--- EXERCISE BRIEF ---
Pull out each line of the records holding the string "entirely".

--- RECORDS PROVIDED ---
────

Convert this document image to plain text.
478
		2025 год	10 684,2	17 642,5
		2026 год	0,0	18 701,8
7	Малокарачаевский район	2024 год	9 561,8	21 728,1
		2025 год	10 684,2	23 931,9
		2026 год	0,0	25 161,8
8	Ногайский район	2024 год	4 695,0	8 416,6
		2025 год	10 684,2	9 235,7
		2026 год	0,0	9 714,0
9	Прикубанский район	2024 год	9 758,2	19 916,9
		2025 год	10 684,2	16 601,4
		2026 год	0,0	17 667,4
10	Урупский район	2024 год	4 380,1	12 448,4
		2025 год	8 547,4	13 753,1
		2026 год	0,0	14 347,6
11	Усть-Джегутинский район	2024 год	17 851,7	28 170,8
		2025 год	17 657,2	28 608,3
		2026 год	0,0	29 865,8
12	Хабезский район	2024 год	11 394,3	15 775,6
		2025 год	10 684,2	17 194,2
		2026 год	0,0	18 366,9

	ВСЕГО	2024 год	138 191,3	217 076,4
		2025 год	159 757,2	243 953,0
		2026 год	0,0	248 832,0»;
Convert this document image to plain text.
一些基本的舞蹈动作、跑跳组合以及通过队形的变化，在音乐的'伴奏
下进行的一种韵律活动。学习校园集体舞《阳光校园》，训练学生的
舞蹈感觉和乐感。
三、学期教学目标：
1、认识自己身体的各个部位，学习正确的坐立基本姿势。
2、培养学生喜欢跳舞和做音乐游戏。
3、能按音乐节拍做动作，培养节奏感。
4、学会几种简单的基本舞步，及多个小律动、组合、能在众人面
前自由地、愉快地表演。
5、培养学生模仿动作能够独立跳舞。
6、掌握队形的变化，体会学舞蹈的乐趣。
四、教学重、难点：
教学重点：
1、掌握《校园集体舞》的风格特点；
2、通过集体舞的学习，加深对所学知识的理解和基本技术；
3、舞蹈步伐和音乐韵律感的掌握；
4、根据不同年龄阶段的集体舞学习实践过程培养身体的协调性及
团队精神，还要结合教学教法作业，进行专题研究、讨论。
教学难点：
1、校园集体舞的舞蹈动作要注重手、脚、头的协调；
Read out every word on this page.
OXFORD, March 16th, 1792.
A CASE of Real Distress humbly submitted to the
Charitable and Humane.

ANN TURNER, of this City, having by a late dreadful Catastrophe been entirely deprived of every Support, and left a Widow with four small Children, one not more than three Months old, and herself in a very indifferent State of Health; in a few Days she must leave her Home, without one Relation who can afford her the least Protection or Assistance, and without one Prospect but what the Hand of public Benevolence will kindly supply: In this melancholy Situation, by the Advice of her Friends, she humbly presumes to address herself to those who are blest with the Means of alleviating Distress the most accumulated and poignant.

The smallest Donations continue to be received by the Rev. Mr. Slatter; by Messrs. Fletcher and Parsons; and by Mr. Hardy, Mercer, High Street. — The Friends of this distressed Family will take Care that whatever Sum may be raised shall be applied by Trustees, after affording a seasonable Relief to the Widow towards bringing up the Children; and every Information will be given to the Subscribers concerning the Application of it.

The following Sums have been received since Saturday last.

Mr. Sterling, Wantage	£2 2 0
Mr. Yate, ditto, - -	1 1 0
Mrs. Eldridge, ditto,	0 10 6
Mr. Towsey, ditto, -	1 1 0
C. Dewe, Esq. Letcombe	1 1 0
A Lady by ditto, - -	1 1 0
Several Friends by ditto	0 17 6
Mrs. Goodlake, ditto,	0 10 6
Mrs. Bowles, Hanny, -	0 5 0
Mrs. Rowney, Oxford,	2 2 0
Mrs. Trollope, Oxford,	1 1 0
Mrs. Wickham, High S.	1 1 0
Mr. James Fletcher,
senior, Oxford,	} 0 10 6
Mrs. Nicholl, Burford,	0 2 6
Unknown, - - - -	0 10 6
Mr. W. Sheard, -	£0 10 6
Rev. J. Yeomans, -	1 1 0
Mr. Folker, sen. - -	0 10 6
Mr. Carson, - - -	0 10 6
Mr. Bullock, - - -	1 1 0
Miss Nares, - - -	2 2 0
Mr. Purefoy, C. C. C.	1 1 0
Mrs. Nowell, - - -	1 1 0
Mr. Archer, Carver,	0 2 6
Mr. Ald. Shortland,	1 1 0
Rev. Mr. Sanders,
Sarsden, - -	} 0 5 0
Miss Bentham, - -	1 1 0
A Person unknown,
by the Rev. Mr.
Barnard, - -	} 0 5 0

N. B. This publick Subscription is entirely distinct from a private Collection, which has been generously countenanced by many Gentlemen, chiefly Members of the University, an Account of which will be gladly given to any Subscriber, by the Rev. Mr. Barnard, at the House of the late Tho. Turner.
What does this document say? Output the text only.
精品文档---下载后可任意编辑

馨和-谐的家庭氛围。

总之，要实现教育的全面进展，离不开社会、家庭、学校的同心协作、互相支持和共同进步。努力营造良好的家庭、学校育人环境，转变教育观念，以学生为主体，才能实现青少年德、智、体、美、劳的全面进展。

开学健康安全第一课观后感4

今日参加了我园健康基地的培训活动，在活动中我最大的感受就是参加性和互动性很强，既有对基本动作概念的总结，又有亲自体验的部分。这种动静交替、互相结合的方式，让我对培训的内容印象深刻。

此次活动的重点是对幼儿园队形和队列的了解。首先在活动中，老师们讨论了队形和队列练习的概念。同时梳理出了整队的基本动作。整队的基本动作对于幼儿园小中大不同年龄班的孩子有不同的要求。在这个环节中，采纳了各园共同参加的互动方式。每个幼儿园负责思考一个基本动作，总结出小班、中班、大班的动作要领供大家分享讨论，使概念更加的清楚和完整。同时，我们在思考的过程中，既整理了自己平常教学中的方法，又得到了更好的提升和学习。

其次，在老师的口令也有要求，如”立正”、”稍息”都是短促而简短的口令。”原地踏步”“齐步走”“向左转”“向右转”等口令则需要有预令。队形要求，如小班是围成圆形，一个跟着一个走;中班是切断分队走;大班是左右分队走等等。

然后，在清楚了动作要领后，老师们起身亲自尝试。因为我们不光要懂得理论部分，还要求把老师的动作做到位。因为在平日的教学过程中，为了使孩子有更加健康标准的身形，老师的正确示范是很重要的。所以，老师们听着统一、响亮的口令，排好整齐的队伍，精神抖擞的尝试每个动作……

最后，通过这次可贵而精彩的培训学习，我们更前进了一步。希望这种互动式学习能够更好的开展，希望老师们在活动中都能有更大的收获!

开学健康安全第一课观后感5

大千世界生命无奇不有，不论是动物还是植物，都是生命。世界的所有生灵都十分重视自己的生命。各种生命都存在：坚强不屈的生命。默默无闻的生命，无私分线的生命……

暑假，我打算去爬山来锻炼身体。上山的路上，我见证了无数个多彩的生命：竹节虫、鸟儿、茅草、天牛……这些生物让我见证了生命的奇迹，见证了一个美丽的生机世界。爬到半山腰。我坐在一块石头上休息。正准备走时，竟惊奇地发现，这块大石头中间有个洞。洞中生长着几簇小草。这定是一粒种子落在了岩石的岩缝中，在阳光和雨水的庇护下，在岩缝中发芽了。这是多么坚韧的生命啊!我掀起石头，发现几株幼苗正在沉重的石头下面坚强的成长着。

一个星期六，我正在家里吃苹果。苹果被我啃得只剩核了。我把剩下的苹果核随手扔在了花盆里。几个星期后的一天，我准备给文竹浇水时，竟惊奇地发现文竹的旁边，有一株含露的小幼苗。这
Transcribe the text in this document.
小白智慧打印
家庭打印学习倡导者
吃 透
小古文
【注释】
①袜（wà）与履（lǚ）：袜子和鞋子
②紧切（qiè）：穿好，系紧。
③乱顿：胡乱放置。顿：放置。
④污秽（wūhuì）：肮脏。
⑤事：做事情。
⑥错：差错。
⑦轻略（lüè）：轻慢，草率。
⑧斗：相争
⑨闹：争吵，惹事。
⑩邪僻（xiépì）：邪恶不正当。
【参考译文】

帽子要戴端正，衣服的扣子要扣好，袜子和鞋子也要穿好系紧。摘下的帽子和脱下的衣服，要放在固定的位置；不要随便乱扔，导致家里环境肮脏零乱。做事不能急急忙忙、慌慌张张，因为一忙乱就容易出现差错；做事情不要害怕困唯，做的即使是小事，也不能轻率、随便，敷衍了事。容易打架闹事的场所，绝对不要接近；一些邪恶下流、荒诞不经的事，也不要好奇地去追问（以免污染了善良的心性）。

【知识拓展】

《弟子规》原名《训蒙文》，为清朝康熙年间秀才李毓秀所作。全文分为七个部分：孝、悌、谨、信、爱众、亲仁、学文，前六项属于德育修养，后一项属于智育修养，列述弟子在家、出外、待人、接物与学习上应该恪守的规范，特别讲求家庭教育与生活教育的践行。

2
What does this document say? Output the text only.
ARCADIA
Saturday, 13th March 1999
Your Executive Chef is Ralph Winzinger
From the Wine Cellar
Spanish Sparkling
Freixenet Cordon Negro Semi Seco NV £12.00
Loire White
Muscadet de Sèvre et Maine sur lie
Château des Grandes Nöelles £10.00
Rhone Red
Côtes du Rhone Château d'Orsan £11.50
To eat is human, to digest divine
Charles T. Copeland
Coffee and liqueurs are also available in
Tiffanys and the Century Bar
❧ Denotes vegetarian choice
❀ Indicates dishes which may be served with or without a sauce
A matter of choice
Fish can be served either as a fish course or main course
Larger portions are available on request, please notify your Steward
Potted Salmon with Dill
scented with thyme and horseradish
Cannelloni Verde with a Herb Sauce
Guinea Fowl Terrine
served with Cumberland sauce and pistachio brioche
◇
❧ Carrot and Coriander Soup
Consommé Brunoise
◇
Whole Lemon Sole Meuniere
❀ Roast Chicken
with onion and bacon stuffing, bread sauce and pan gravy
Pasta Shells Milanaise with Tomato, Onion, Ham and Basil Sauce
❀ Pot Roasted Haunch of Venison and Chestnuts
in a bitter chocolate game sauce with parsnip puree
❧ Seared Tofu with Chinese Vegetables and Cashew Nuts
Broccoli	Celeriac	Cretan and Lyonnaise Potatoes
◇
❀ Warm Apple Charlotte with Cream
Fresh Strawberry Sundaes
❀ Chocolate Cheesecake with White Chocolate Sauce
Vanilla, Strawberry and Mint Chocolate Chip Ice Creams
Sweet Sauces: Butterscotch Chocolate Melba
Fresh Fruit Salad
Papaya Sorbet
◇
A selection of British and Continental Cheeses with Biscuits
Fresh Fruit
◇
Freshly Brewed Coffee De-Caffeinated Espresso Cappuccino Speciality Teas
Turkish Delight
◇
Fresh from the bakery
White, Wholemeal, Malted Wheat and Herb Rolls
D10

────

--- TASK RESULT ---
ANN TURNER, of this City, having by a late dreadful Catastrophe been entirely deprived of every Support, and left a Widow with four small Children, one not more than three Months old, and herself in a very indifferent State of Health; in a few Days she must leave her Home, without one Relation who can afford her the least Protection or Assistance, and without one Prospect but what the Hand of public Benevolence will kindly supply: In this melancholy Situation, by the Advice of her Friends, she humbly presumes to address herself to those who are blest with the Means of alleviating Distress the most accumulated and poignant.
N. B. This publick Subscription is entirely distinct from a private Collection, which has been generously countenanced by many Gentlemen, chiefly Members of the University, an Account of which will be gladly given to any Subscriber, by the Rev. Mr. Barnard, at the House of the late Tho. Turner.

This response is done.